## Aim of the task
Write every line out verbatim and omit the pictures.

## Material for this exercise
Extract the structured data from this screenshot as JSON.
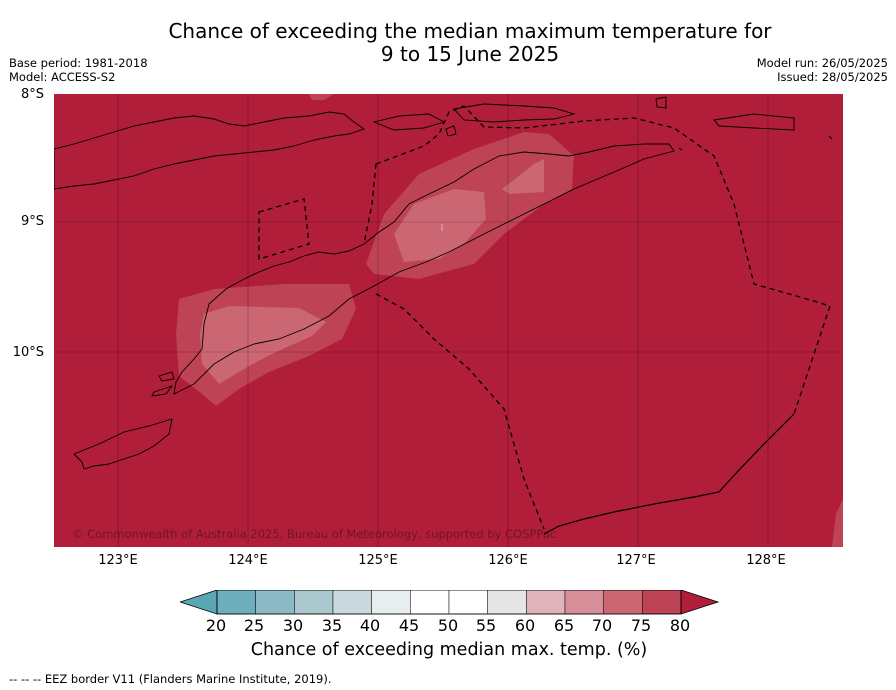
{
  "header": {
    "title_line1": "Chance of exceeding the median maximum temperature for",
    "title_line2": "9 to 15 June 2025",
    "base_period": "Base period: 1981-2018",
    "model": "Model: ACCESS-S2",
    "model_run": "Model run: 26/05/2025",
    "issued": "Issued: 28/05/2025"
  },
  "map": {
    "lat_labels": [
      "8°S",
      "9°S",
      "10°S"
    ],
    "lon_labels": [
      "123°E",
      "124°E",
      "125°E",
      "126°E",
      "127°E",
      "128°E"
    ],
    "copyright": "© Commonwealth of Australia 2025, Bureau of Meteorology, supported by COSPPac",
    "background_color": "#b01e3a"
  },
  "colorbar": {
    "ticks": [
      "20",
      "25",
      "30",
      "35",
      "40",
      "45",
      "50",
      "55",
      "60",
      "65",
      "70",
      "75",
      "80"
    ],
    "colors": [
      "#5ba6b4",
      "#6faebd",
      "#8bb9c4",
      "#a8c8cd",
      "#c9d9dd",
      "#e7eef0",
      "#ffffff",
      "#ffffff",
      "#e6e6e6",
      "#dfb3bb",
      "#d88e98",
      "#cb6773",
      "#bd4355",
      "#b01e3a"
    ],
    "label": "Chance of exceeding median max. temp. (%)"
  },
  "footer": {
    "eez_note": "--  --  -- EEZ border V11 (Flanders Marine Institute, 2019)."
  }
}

## Written response
Extract the structured data from this screenshot as JSON.
{
  "header": {
    "title_line1": "Chance of exceeding the median maximum temperature for",
    "title_line2": "9 to 15 June 2025",
    "base_period": "Base period: 1981-2018",
    "model": "Model: ACCESS-S2",
    "model_run": "Model run: 26/05/2025",
    "issued": "Issued: 28/05/2025"
  },
  "map": {
    "lat_labels": [
      "8°S",
      "9°S",
      "10°S"
    ],
    "lon_labels": [
      "123°E",
      "124°E",
      "125°E",
      "126°E",
      "127°E",
      "128°E"
    ],
    "copyright": "© Commonwealth of Australia 2025, Bureau of Meteorology, supported by COSPPac",
    "background_color": "#b01e3a"
  },
  "colorbar": {
    "ticks": [
      "20",
      "25",
      "30",
      "35",
      "40",
      "45",
      "50",
      "55",
      "60",
      "65",
      "70",
      "75",
      "80"
    ],
    "colors": [
      "#5ba6b4",
      "#6faebd",
      "#8bb9c4",
      "#a8c8cd",
      "#c9d9dd",
      "#e7eef0",
      "#ffffff",
      "#ffffff",
      "#e6e6e6",
      "#dfb3bb",
      "#d88e98",
      "#cb6773",
      "#bd4355",
      "#b01e3a"
    ],
    "label": "Chance of exceeding median max. temp. (%)"
  },
  "footer": {
    "eez_note": "--  --  -- EEZ border V11 (Flanders Marine Institute, 2019)."
  }
}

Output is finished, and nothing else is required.